◆ REQUIRED WORK: Rewrite everything from the line containing "hour-temp: 24° <box>1014 513 1040 532</box>" down to the line containing "tab-wind[interactable]: Wind <box>1393", replacing "precip-chance" with "rain-chance" and keeping all else unchanged.

◆ EXERCISE INPUT:
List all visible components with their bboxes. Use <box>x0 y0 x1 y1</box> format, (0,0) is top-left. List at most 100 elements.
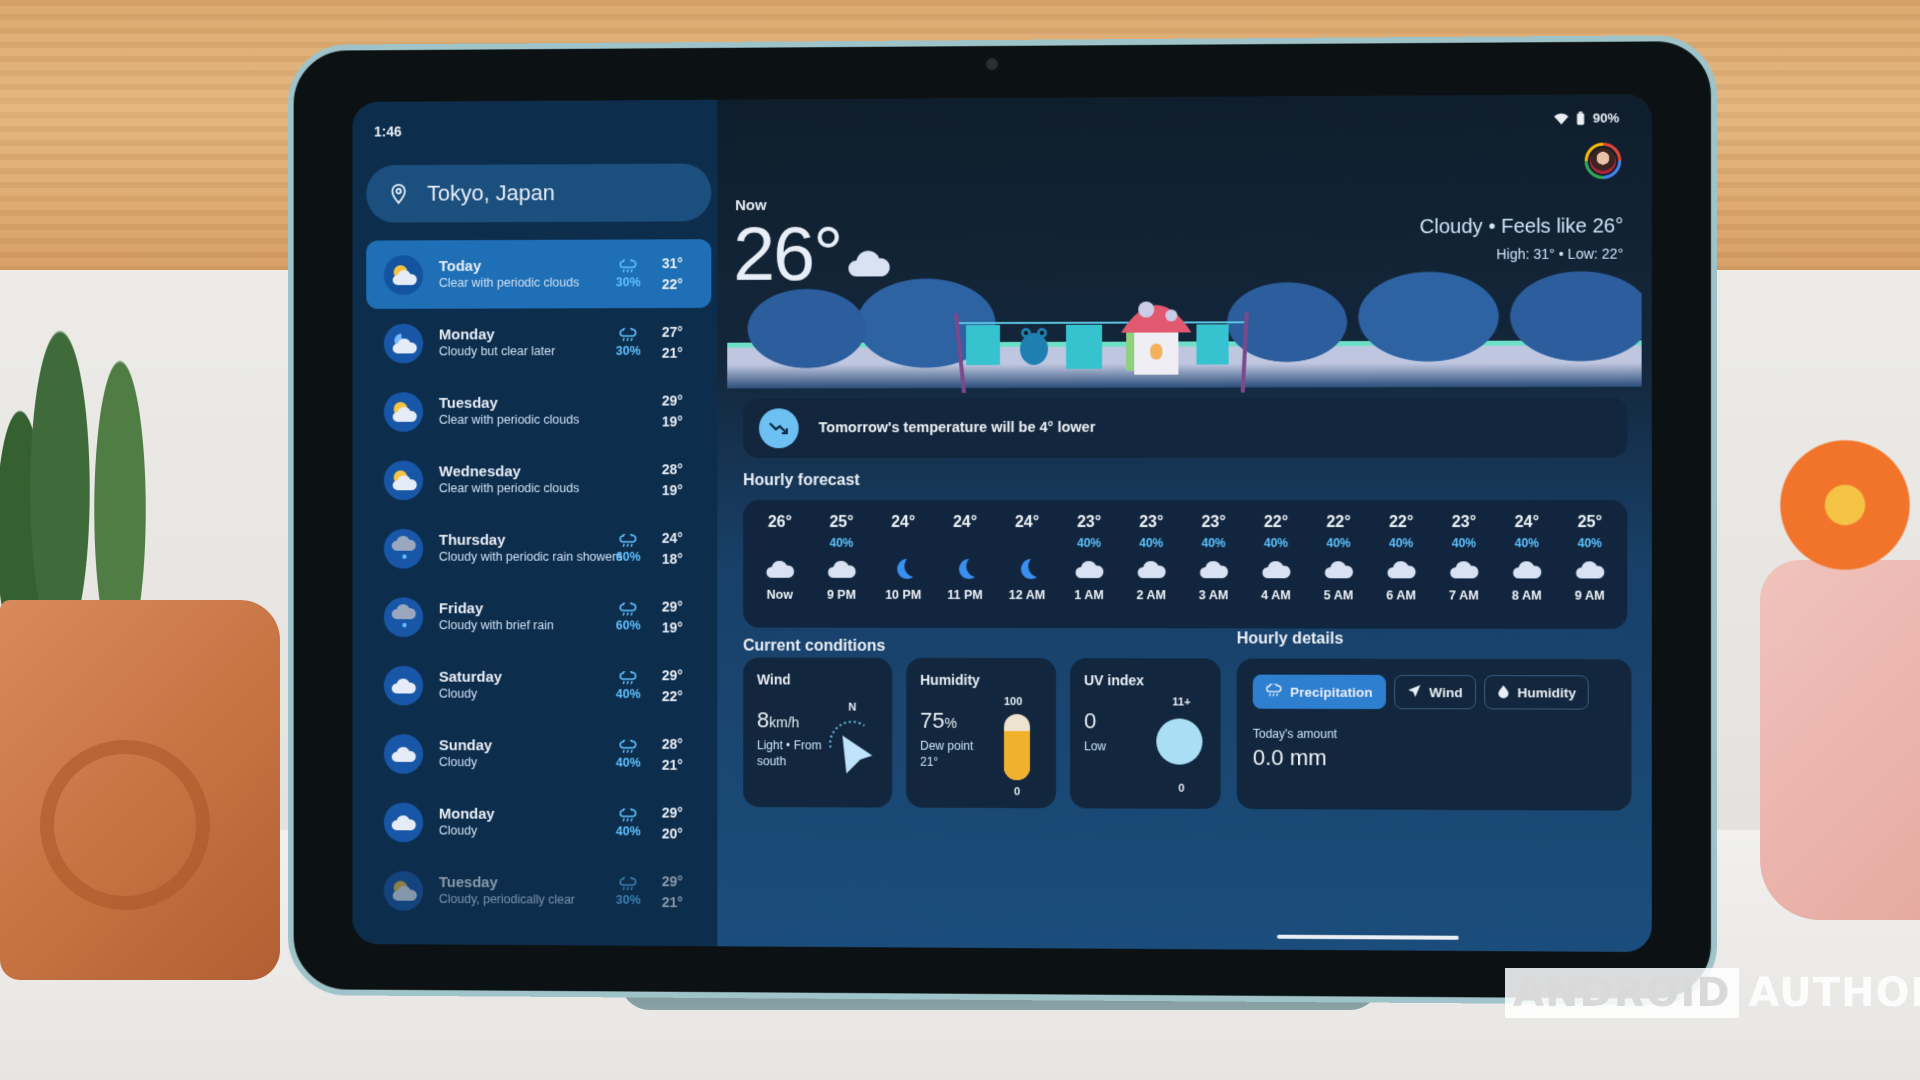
hour-temp: 24° <box>1014 513 1040 532</box>
hourly-item[interactable]: 23° 40% 1 AM <box>1059 514 1119 624</box>
watermark: ANDROIDAUTHORITY <box>1505 968 1920 1018</box>
day-name: Sunday <box>438 737 493 755</box>
hourly-forecast-strip[interactable]: 26° Now 25° 40% 9 PM 24° 10 PM 24° 11 PM… <box>743 499 1628 629</box>
location-pin-icon <box>388 183 410 205</box>
high-temp: 24° <box>661 530 683 547</box>
location-search-bar[interactable]: Tokyo, Japan <box>366 163 712 223</box>
day-temps: 29° 22° <box>662 665 683 705</box>
daily-forecast-item[interactable]: Saturday Cloudy 40% 29° 22° <box>366 651 711 720</box>
uv-scale-min: 0 <box>1178 782 1185 795</box>
trending-down-icon <box>758 408 799 449</box>
precip-chance: 30% <box>610 327 646 357</box>
wind-card[interactable]: Wind 8km/h Light • From south N <box>743 657 893 808</box>
hourly-item[interactable]: 25° 40% 9 AM <box>1559 514 1620 625</box>
daily-forecast-item[interactable]: Tuesday Cloudy, periodically clear 30% 2… <box>366 856 711 926</box>
rain-icon <box>610 739 646 753</box>
precip-chance: 30% <box>610 259 646 289</box>
tablet-device: 1:46 Tokyo, Japan Today Clear with perio… <box>287 34 1718 1006</box>
pot-flower-emboss <box>40 740 210 910</box>
high-temp: 27° <box>661 324 683 341</box>
hour-temp: 24° <box>952 514 978 531</box>
moon-icon <box>997 556 1057 582</box>
low-temp: 21° <box>661 893 683 910</box>
cloud-icon <box>750 556 810 582</box>
daily-forecast-item[interactable]: Friday Cloudy with brief rain 60% 29° 19… <box>366 582 711 651</box>
tab-wind[interactable]: Wind <box>1393 674 1476 710</box>
hour-label: 9 PM <box>826 587 856 602</box>
hourly-item[interactable]: 24° 10 PM <box>873 514 933 624</box>
hour-precip: 40% <box>1077 536 1102 551</box>
precip-chance: 40% <box>610 671 646 701</box>
battery-icon <box>1577 111 1585 125</box>
tab-humidity[interactable]: Humidity <box>1483 675 1590 710</box>
humidity-gauge-fill <box>1003 730 1030 781</box>
hour-temp: 22° <box>1263 513 1289 532</box>
account-avatar[interactable] <box>1584 142 1622 180</box>
hour-precip: 40% <box>1201 536 1226 551</box>
daily-forecast-item[interactable]: Monday Cloudy but clear later 30% 27° 21… <box>366 308 711 377</box>
cloud-icon <box>1559 556 1620 582</box>
frog-character-illustration <box>1019 327 1048 365</box>
navigation-arrow-icon <box>1407 683 1421 700</box>
day-description: Cloudy <box>438 754 478 769</box>
hour-temp: 24° <box>891 514 916 531</box>
uv-index-card[interactable]: UV index 0 Low 11+ 0 <box>1070 658 1221 809</box>
daily-forecast-item[interactable]: Wednesday Clear with periodic clouds 28°… <box>366 445 711 514</box>
hourly-item[interactable]: 22° 40% 6 AM <box>1371 514 1432 625</box>
gesture-home-bar[interactable] <box>1276 934 1459 940</box>
daily-forecast-item[interactable]: Tuesday Clear with periodic clouds 29° 1… <box>366 377 711 446</box>
precip-chance: 40% <box>610 739 646 769</box>
hour-temp: 23° <box>1451 513 1477 532</box>
hourly-item[interactable]: 22° 40% 4 AM <box>1246 514 1306 624</box>
daily-forecast-item[interactable]: Sunday Cloudy 40% 28° 21° <box>366 719 711 789</box>
wind-direction-icon <box>825 718 873 774</box>
hourly-item[interactable]: 23° 40% 2 AM <box>1121 514 1181 624</box>
high-low-temps: High: 31° • Low: 22° <box>1496 245 1624 263</box>
current-weather-area: 90% Now 26° Cloudy • Feels like 26° High… <box>717 93 1652 953</box>
front-camera <box>986 57 998 71</box>
hourly-item[interactable]: 23° 40% 7 AM <box>1434 514 1495 625</box>
tab-label: Humidity <box>1517 684 1576 701</box>
hour-precip: 40% <box>829 535 854 550</box>
tab-precipitation[interactable]: Precipitation <box>1252 674 1386 710</box>
daily-forecast-item[interactable]: Today Clear with periodic clouds 30% 31°… <box>366 239 712 309</box>
partly-cloudy-icon <box>383 391 424 432</box>
hourly-forecast-title: Hourly forecast <box>743 472 860 490</box>
high-temp: 28° <box>661 461 683 478</box>
day-description: Cloudy <box>438 823 478 838</box>
hourly-item[interactable]: 25° 40% 9 PM <box>812 514 872 624</box>
hourly-item[interactable]: 26° Now <box>750 514 810 624</box>
dew-point: Dew point 21° <box>920 738 974 769</box>
system-status: 90% <box>1554 110 1619 126</box>
day-description: Clear with periodic clouds <box>438 412 580 427</box>
hourly-item[interactable]: 24° 11 PM <box>935 514 995 624</box>
humidity-card[interactable]: Humidity 75% Dew point 21° 100 0 <box>906 657 1057 809</box>
rain-icon <box>1266 683 1282 700</box>
rain-icon <box>610 533 646 547</box>
hourly-item[interactable]: 24° 12 AM <box>997 514 1057 624</box>
cloud-icon <box>383 801 424 842</box>
hour-temp: 25° <box>829 514 854 531</box>
hour-temp: 22° <box>1388 513 1414 532</box>
temperature-insight-card[interactable]: Tomorrow's temperature will be 4° lower <box>743 396 1628 459</box>
rain-icon <box>610 671 646 685</box>
daily-forecast-item[interactable]: Monday Cloudy 40% 29° 20° <box>366 788 711 858</box>
hour-label: Now <box>766 587 793 602</box>
day-name: Monday <box>438 805 495 823</box>
hourly-item[interactable]: 22° 40% 5 AM <box>1308 514 1369 625</box>
day-name: Friday <box>438 600 484 618</box>
hourly-item[interactable]: 24° 40% 8 AM <box>1496 514 1557 625</box>
day-description: Cloudy with brief rain <box>438 618 554 633</box>
low-temp: 22° <box>661 275 683 292</box>
hourly-item[interactable]: 23° 40% 3 AM <box>1183 514 1243 624</box>
pink-pot <box>1760 560 1920 920</box>
high-temp: 31° <box>661 255 683 272</box>
daily-forecast-item[interactable]: Thursday Cloudy with periodic rain showe… <box>366 514 711 583</box>
droplet-icon <box>1497 684 1509 701</box>
partly-cloudy-icon <box>383 870 424 911</box>
cloud-icon <box>1371 556 1432 582</box>
hour-precip: 40% <box>1577 536 1602 551</box>
cloud-icon <box>1496 556 1557 582</box>
day-description: Cloudy but clear later <box>438 344 556 359</box>
high-temp: 29° <box>661 392 683 409</box>
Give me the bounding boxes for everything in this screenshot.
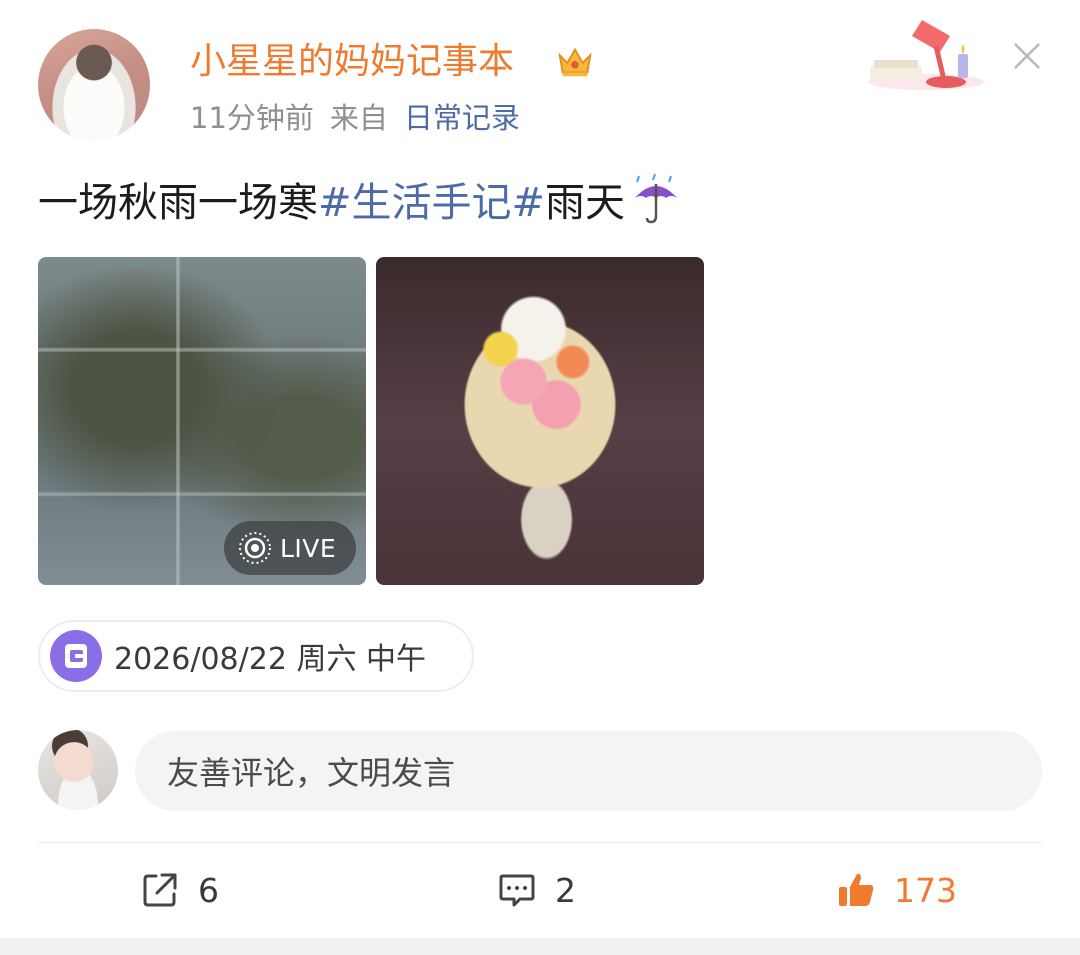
post-text-main: 一场秋雨一场寒 [38, 180, 318, 226]
forward-button[interactable]: 6 [140, 864, 219, 916]
forward-icon [143, 873, 177, 907]
comment-count: 2 [555, 870, 576, 910]
umbrella-rain-icon [635, 173, 678, 224]
post-text-tail: 雨天 [545, 180, 626, 226]
user-avatar [38, 730, 118, 810]
diary-icon [50, 630, 102, 682]
like-button[interactable]: 173 [836, 864, 957, 916]
forward-count: 6 [198, 870, 219, 910]
comment-icon [499, 874, 535, 907]
bottom-separator [0, 938, 1080, 955]
comment-placeholder: 友善评论，文明发言 [167, 754, 456, 792]
close-icon[interactable] [1009, 38, 1045, 74]
post-meta: 11分钟前 来自 日常记录 [190, 98, 520, 138]
post-time: 11分钟前 [190, 101, 314, 135]
topic-tag[interactable]: #生活手记# [318, 180, 545, 226]
live-photo-icon [239, 532, 271, 564]
divider [38, 842, 1042, 843]
post-image-bouquet[interactable] [376, 257, 704, 585]
comment-input[interactable]: 友善评论，文明发言 [135, 731, 1042, 811]
comment-button[interactable]: 2 [497, 864, 576, 916]
lamp-decoration-icon [868, 20, 984, 90]
post-source[interactable]: 日常记录 [404, 101, 520, 135]
author-avatar[interactable] [38, 29, 150, 141]
post-image-rain[interactable]: LIVE [38, 257, 366, 585]
like-count: 173 [894, 870, 957, 910]
live-label: LIVE [280, 533, 337, 563]
diary-date-pill[interactable]: 2026/08/22 周六 中午 [38, 620, 474, 692]
diary-date: 2026/08/22 周六 中午 [114, 642, 426, 677]
live-badge[interactable]: LIVE [224, 521, 356, 575]
from-label: 来自 [329, 101, 388, 135]
thumbs-up-icon [839, 873, 874, 906]
author-name[interactable]: 小星星的妈妈记事本 [190, 40, 514, 84]
crown-icon [558, 47, 592, 77]
post-content: 一场秋雨一场寒#生活手记#雨天 [38, 172, 683, 231]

◆ RESPONSE:
hour-temp: 24° <box>1014 513 1040 532</box>
hourly-item[interactable]: 23° 40% 1 AM <box>1059 514 1119 624</box>
watermark: ANDROIDAUTHORITY <box>1505 968 1920 1018</box>
day-name: Sunday <box>438 737 493 755</box>
hourly-forecast-strip[interactable]: 26° Now 25° 40% 9 PM 24° 10 PM 24° 11 PM… <box>743 499 1628 629</box>
location-pin-icon <box>388 183 410 205</box>
high-temp: 24° <box>661 530 683 547</box>
location-search-bar[interactable]: Tokyo, Japan <box>366 163 712 223</box>
day-temps: 29° 22° <box>662 665 683 705</box>
daily-forecast-item[interactable]: Saturday Cloudy 40% 29° 22° <box>366 651 711 720</box>
uv-scale-min: 0 <box>1178 782 1185 795</box>
trending-down-icon <box>758 408 799 449</box>
rain-chance: 30% <box>610 327 646 357</box>
wind-card[interactable]: Wind 8km/h Light • From south N <box>743 657 893 808</box>
hourly-item[interactable]: 25° 40% 9 AM <box>1559 514 1620 625</box>
daily-forecast-item[interactable]: Tuesday Cloudy, periodically clear 30% 2… <box>366 856 711 926</box>
rain-icon <box>610 739 646 753</box>
rain-chance: 30% <box>610 259 646 289</box>
tablet-device: 1:46 Tokyo, Japan Today Clear with perio… <box>287 34 1718 1006</box>
pot-flower-emboss <box>40 740 210 910</box>
high-temp: 27° <box>661 324 683 341</box>
hour-temp: 24° <box>952 514 978 531</box>
moon-icon <box>997 556 1057 582</box>
low-temp: 21° <box>661 893 683 910</box>
cloud-icon <box>750 556 810 582</box>
daily-forecast-item[interactable]: Friday Cloudy with brief rain 60% 29° 19… <box>366 582 711 651</box>
tab-wind[interactable]: Wind <box>1393 674 1476 710</box>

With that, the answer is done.